▸ Given request
Locate every line in the material below that has the word "Close". Copy each of those lines.

START Source records

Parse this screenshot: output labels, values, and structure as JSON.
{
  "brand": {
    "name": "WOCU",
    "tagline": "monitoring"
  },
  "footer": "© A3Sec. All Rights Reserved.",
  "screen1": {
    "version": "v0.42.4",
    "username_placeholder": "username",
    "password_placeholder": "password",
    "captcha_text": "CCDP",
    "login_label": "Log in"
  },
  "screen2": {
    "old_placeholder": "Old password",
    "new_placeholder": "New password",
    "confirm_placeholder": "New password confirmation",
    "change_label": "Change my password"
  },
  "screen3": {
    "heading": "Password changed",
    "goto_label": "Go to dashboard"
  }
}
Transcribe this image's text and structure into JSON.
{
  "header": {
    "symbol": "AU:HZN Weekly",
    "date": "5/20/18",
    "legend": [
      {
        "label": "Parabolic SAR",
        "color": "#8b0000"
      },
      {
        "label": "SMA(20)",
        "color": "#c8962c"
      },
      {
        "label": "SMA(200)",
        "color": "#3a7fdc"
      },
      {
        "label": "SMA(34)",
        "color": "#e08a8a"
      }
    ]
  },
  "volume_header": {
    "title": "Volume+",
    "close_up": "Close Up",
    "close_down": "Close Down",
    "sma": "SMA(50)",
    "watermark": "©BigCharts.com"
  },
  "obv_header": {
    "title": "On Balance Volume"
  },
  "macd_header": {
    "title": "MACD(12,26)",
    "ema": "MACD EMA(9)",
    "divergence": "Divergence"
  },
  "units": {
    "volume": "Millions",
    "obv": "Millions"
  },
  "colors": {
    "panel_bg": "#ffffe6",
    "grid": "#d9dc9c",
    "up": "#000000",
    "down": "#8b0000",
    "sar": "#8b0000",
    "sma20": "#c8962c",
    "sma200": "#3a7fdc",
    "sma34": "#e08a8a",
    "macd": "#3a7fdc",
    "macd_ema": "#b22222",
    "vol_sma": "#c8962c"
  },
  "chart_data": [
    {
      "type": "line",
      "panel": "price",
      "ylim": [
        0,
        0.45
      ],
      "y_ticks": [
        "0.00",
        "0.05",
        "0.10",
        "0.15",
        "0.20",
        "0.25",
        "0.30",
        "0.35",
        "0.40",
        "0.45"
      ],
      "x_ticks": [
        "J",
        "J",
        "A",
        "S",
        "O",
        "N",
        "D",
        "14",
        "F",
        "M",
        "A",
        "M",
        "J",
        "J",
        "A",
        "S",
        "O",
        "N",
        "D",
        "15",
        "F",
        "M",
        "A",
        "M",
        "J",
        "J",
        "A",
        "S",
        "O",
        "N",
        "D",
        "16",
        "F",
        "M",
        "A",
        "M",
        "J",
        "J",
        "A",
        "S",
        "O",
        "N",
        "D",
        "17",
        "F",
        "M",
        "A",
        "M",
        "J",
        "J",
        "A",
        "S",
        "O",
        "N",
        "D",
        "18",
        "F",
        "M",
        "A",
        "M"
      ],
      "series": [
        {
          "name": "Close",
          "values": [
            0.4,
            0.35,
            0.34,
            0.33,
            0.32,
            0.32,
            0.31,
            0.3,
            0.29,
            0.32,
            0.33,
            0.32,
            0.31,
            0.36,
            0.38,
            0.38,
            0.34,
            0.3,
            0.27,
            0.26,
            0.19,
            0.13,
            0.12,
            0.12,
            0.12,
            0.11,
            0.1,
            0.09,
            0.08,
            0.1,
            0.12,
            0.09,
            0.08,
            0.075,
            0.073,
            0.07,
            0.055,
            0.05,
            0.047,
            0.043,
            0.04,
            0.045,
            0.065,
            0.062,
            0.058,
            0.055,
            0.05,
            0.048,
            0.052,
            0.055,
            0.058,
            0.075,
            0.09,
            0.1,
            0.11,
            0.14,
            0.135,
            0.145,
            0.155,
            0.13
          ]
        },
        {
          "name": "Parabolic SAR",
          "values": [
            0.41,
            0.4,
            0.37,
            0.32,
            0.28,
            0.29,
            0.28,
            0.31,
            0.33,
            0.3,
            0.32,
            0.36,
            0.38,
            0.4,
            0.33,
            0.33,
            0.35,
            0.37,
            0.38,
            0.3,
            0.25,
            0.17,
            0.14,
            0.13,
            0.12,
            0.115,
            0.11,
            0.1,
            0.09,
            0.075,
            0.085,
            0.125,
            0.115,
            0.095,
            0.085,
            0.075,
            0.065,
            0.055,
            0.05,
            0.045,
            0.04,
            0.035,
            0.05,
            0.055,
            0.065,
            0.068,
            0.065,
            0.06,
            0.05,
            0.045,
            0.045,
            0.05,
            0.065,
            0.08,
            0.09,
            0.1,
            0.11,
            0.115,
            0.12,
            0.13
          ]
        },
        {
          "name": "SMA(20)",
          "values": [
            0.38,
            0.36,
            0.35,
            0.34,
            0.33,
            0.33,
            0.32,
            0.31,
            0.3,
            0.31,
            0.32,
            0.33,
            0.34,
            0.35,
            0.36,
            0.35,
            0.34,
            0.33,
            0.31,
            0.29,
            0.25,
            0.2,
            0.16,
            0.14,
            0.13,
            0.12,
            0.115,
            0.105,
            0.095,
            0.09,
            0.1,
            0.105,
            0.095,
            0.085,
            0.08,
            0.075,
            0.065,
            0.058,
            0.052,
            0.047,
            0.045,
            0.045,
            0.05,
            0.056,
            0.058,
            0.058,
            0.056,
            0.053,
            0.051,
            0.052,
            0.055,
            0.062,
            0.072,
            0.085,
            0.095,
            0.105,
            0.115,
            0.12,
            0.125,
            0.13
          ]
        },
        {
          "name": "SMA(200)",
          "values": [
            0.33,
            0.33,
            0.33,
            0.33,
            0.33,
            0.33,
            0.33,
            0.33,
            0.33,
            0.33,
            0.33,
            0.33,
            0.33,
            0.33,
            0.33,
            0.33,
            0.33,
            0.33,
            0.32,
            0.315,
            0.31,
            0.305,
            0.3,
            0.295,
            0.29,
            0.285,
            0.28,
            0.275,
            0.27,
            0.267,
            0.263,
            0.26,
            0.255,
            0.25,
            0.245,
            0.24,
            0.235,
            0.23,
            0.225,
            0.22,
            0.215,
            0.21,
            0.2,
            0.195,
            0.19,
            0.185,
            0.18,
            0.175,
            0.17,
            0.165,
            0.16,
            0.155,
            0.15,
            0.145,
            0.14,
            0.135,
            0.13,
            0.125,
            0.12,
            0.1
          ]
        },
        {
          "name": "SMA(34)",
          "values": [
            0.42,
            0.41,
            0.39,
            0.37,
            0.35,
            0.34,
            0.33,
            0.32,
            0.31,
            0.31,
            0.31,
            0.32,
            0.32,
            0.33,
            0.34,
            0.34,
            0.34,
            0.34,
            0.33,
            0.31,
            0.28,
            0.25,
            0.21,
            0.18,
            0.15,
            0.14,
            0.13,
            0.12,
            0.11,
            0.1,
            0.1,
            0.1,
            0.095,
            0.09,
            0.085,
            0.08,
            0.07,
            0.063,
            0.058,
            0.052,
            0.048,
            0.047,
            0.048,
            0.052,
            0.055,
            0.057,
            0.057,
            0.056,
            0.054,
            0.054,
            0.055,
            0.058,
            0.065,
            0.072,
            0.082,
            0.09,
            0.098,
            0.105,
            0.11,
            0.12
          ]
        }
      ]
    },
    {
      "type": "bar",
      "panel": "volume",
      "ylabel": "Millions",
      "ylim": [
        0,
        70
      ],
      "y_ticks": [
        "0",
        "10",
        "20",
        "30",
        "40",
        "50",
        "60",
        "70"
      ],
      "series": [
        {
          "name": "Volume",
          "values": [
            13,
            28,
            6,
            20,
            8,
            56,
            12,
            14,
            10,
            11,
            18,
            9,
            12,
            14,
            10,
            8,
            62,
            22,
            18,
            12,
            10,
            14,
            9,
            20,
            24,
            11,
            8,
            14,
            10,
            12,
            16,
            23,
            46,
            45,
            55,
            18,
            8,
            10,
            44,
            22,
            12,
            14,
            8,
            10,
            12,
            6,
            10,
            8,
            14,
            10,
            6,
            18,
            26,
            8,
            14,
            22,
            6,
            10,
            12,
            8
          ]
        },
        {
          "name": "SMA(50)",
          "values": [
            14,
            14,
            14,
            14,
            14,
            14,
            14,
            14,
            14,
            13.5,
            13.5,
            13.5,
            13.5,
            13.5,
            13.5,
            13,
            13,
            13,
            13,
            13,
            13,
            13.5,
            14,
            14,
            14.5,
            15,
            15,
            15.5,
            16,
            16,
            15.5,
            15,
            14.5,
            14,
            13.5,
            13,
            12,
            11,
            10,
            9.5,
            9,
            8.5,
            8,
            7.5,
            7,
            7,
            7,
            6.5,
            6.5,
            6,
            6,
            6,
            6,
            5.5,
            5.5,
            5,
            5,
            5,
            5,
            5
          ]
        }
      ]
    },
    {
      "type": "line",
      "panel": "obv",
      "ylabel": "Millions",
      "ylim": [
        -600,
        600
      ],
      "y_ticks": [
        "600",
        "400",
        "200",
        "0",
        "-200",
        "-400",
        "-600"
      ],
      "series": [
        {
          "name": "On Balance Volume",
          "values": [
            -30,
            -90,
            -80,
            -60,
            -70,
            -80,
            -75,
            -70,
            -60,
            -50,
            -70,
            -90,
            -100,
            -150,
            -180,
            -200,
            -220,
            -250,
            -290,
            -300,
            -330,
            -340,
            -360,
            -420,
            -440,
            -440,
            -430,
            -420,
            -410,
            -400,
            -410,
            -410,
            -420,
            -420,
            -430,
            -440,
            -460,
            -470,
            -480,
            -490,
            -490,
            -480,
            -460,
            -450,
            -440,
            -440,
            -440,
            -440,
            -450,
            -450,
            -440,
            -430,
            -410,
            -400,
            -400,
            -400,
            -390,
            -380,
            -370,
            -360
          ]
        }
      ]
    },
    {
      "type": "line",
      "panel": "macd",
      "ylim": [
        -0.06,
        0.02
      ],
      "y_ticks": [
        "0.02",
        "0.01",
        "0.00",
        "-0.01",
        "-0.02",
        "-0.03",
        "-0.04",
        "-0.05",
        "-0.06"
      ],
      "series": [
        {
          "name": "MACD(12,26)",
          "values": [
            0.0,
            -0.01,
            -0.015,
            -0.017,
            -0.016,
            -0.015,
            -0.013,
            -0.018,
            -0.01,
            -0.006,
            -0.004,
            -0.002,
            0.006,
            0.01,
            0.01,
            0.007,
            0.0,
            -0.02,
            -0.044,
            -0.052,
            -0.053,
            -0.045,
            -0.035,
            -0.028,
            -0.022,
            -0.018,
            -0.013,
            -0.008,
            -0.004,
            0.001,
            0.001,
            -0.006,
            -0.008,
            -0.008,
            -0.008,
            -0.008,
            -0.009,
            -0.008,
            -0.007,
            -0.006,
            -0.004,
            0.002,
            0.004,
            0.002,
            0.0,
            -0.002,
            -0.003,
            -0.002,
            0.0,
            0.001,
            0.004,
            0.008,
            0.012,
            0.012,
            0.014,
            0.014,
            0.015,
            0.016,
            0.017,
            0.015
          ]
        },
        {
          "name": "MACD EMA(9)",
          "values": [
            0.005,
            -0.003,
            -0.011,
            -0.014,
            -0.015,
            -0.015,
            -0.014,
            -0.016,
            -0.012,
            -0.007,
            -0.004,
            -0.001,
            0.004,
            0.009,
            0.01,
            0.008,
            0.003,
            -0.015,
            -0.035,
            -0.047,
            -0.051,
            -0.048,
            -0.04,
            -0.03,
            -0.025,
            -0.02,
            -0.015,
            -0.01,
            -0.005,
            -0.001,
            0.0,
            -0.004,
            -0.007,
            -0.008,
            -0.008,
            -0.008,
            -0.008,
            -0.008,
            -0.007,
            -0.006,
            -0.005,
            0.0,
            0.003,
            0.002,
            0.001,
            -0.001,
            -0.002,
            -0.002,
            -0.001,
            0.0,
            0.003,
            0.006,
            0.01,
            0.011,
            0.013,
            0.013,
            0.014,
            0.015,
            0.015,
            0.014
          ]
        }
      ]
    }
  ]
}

END Source records

▸ Written response
    "close_up": "Close Up",
    "close_down": "Close Down",
          "name": "Close",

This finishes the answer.